→ 제공된 항목:
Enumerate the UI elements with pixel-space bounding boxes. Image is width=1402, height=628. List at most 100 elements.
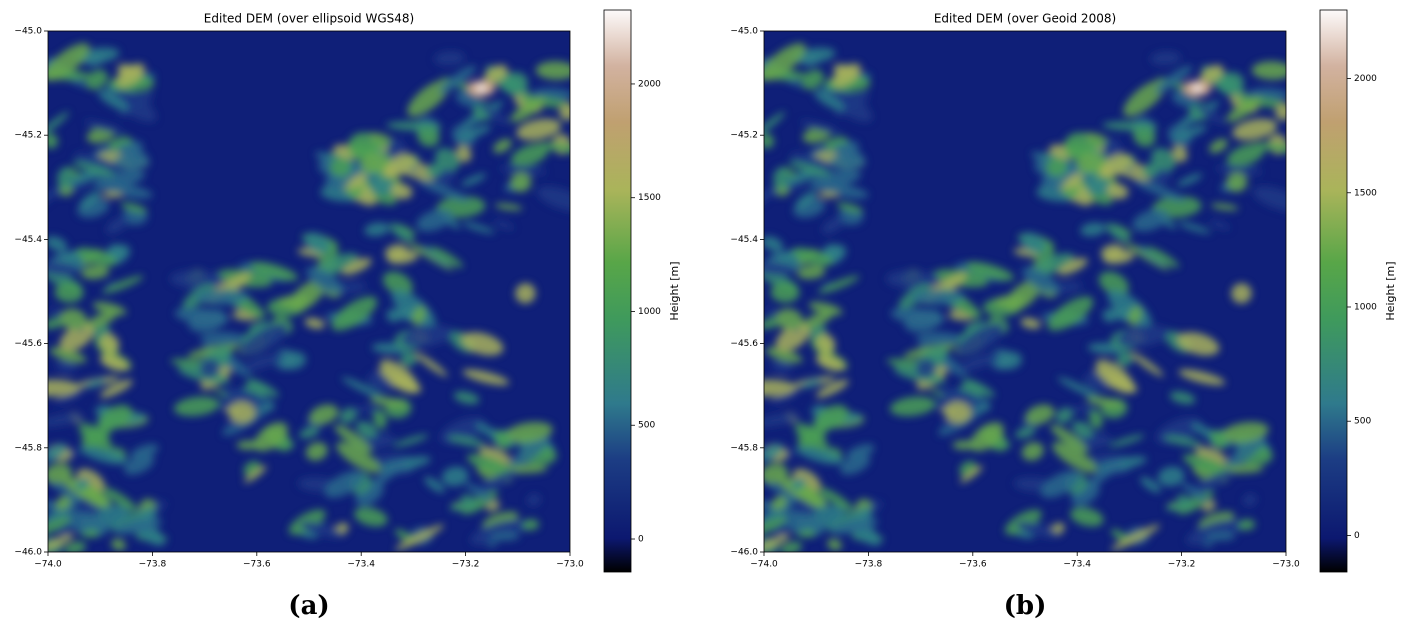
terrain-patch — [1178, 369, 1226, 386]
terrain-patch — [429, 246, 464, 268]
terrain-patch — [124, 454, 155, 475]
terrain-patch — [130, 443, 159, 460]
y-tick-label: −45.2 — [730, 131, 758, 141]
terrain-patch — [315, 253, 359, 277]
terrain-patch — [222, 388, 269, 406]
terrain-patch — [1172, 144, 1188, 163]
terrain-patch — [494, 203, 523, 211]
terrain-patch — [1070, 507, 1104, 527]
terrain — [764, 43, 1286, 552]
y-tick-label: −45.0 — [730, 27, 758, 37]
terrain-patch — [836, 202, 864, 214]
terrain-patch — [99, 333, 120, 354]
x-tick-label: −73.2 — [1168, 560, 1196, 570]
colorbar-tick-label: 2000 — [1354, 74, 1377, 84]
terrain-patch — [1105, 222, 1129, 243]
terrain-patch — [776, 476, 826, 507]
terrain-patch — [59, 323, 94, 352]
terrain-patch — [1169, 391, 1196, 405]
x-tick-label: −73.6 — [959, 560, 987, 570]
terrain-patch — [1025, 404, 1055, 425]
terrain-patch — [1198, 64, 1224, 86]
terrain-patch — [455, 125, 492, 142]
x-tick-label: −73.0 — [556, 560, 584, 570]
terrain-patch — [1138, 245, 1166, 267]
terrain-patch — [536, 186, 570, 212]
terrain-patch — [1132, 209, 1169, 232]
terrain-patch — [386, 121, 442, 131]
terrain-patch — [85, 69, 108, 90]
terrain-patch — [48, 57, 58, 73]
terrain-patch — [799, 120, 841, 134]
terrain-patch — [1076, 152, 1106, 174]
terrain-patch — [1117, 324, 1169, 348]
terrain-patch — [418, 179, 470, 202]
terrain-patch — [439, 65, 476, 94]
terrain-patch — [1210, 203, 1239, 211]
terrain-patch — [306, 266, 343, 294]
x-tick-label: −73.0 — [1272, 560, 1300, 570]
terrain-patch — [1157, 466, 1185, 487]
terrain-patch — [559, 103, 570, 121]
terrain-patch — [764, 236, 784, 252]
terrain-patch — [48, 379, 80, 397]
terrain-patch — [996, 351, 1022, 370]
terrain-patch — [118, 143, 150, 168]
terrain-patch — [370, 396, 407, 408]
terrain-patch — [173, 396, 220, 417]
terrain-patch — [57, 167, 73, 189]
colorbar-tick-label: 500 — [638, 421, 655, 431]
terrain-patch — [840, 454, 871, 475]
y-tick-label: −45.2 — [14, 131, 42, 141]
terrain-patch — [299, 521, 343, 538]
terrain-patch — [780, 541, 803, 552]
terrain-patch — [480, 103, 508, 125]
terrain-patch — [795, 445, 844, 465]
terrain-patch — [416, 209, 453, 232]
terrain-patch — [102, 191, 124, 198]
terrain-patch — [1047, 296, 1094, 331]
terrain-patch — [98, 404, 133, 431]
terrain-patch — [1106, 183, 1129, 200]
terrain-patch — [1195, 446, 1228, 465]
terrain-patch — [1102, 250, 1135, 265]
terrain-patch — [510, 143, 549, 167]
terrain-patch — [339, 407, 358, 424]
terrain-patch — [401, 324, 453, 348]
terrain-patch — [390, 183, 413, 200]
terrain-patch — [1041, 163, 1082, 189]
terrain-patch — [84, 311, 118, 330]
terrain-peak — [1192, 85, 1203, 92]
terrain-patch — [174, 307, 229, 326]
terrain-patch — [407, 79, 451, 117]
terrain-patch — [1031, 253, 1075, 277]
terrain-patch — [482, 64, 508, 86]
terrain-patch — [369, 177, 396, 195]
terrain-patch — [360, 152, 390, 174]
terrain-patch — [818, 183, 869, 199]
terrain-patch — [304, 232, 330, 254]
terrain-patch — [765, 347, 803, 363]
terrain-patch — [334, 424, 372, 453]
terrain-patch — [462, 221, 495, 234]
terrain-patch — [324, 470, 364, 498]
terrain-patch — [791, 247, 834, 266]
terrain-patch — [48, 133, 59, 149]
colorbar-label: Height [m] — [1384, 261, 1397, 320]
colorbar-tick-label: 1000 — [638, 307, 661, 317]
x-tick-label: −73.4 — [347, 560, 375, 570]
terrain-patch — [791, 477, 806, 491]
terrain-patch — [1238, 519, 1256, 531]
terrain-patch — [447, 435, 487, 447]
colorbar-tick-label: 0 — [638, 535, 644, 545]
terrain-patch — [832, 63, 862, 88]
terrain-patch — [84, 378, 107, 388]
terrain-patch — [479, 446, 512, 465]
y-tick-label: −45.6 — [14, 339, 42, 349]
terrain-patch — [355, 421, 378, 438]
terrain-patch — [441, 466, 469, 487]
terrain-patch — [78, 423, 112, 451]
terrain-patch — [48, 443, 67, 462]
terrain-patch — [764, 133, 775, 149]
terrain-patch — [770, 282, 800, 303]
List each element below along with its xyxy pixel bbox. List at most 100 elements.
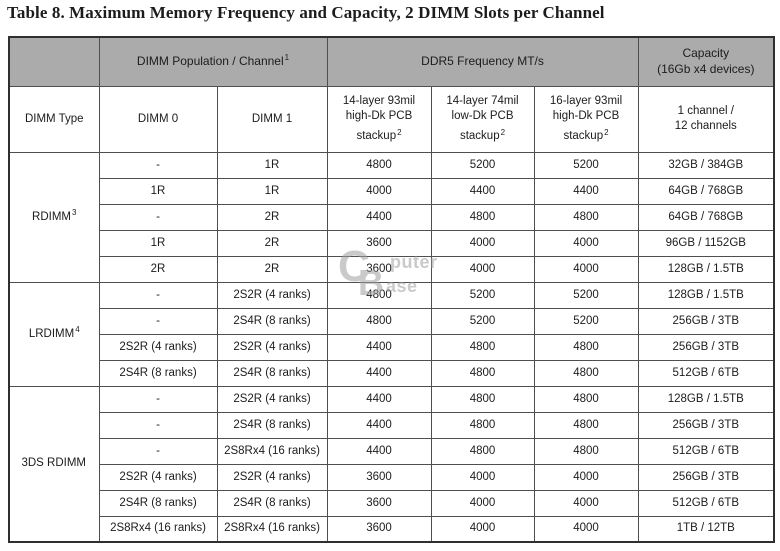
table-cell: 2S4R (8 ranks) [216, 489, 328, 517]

→ 과제 내용: 위의 항목을 모두 번호 목록에 담되 빈 줄과 그림은 빼 주세요.

→ 올바른 결과:
1. Enumerate the UI elements with pixel-space bounding boxes. Image is width=1402, height=628. List at most 100 elements.
2. terrain-patch — [1178, 369, 1226, 386]
3. terrain-patch — [429, 246, 464, 268]
4. terrain-patch — [124, 454, 155, 475]
5. terrain-patch — [130, 443, 159, 460]
6. y-tick-label: −45.2 — [730, 131, 758, 141]
7. terrain-patch — [315, 253, 359, 277]
8. terrain-patch — [222, 388, 269, 406]
9. terrain-patch — [1172, 144, 1188, 163]
10. terrain-patch — [494, 203, 523, 211]
11. terrain-patch — [1070, 507, 1104, 527]
12. terrain — [764, 43, 1286, 552]
13. y-tick-label: −45.0 — [730, 27, 758, 37]
14. terrain-patch — [836, 202, 864, 214]
15. terrain-patch — [99, 333, 120, 354]
16. x-tick-label: −73.2 — [1168, 560, 1196, 570]
17. colorbar-tick-label: 2000 — [1354, 74, 1377, 84]
18. terrain-patch — [1105, 222, 1129, 243]
19. terrain-patch — [776, 476, 826, 507]
20. terrain-patch — [59, 323, 94, 352]
21. terrain-patch — [1169, 391, 1196, 405]
22. x-tick-label: −73.6 — [959, 560, 987, 570]
23. terrain-patch — [1025, 404, 1055, 425]
24. terrain-patch — [1198, 64, 1224, 86]
25. terrain-patch — [455, 125, 492, 142]
26. x-tick-label: −73.0 — [556, 560, 584, 570]
27. terrain-patch — [1138, 245, 1166, 267]
28. terrain-patch — [536, 186, 570, 212]
29. terrain-patch — [1132, 209, 1169, 232]
30. terrain-patch — [386, 121, 442, 131]
31. terrain-patch — [85, 69, 108, 90]
32. terrain-patch — [48, 57, 58, 73]
33. terrain-patch — [799, 120, 841, 134]
34. terrain-patch — [1076, 152, 1106, 174]
35. terrain-patch — [1117, 324, 1169, 348]
36. terrain-patch — [418, 179, 470, 202]
37. terrain-patch — [439, 65, 476, 94]
38. terrain-patch — [1210, 203, 1239, 211]
39. terrain-patch — [306, 266, 343, 294]
40. x-tick-label: −73.0 — [1272, 560, 1300, 570]
41. terrain-patch — [1157, 466, 1185, 487]
42. terrain-patch — [559, 103, 570, 121]
43. terrain-patch — [764, 236, 784, 252]
44. terrain-patch — [48, 379, 80, 397]
45. terrain-patch — [996, 351, 1022, 370]
46. terrain-patch — [118, 143, 150, 168]
47. terrain-patch — [370, 396, 407, 408]
48. terrain-patch — [173, 396, 220, 417]
49. terrain-patch — [57, 167, 73, 189]
50. colorbar-tick-label: 500 — [638, 421, 655, 431]
51. terrain-patch — [840, 454, 871, 475]
52. y-tick-label: −45.2 — [14, 131, 42, 141]
53. terrain-patch — [299, 521, 343, 538]
54. terrain-patch — [780, 541, 803, 552]
55. terrain-patch — [480, 103, 508, 125]
56. terrain-patch — [795, 445, 844, 465]
57. terrain-patch — [416, 209, 453, 232]
58. terrain-patch — [102, 191, 124, 198]
59. terrain-patch — [1047, 296, 1094, 331]
60. terrain-patch — [98, 404, 133, 431]
61. terrain-patch — [1106, 183, 1129, 200]
62. terrain-patch — [1195, 446, 1228, 465]
63. terrain-patch — [1102, 250, 1135, 265]
64. terrain-patch — [510, 143, 549, 167]
65. terrain-patch — [339, 407, 358, 424]
66. terrain-patch — [401, 324, 453, 348]
67. terrain-patch — [390, 183, 413, 200]
68. terrain-patch — [1041, 163, 1082, 189]
69. terrain-patch — [84, 311, 118, 330]
70. terrain-peak — [1192, 85, 1203, 92]
71. terrain-patch — [174, 307, 229, 326]
72. terrain-patch — [407, 79, 451, 117]
73. terrain-patch — [1031, 253, 1075, 277]
74. terrain-patch — [482, 64, 508, 86]
75. terrain-patch — [369, 177, 396, 195]
76. terrain-patch — [360, 152, 390, 174]
77. terrain-patch — [818, 183, 869, 199]
78. terrain-patch — [304, 232, 330, 254]
79. terrain-patch — [765, 347, 803, 363]
80. terrain-patch — [334, 424, 372, 453]
81. terrain-patch — [462, 221, 495, 234]
82. terrain-patch — [324, 470, 364, 498]
83. terrain-patch — [791, 247, 834, 266]
84. terrain-patch — [48, 133, 59, 149]
85. colorbar-label: Height [m] — [1384, 261, 1397, 320]
86. colorbar-tick-label: 1000 — [638, 307, 661, 317]
87. x-tick-label: −73.4 — [347, 560, 375, 570]
88. terrain-patch — [791, 477, 806, 491]
89. terrain-patch — [1238, 519, 1256, 531]
90. terrain-patch — [447, 435, 487, 447]
91. colorbar-tick-label: 0 — [638, 535, 644, 545]
92. terrain-patch — [832, 63, 862, 88]
93. terrain-patch — [84, 378, 107, 388]
94. terrain-patch — [479, 446, 512, 465]
95. y-tick-label: −45.6 — [14, 339, 42, 349]
96. terrain-patch — [355, 421, 378, 438]
97. terrain-patch — [441, 466, 469, 487]
98. terrain-patch — [78, 423, 112, 451]
99. terrain-patch — [48, 443, 67, 462]
100. terrain-patch — [764, 133, 775, 149]
101. terrain-patch — [770, 282, 800, 303]
102. List each element below along with its xyxy pixel bbox. List at most 100 elements.
103. table-cell: 2S4R (8 ranks) [216, 489, 328, 517]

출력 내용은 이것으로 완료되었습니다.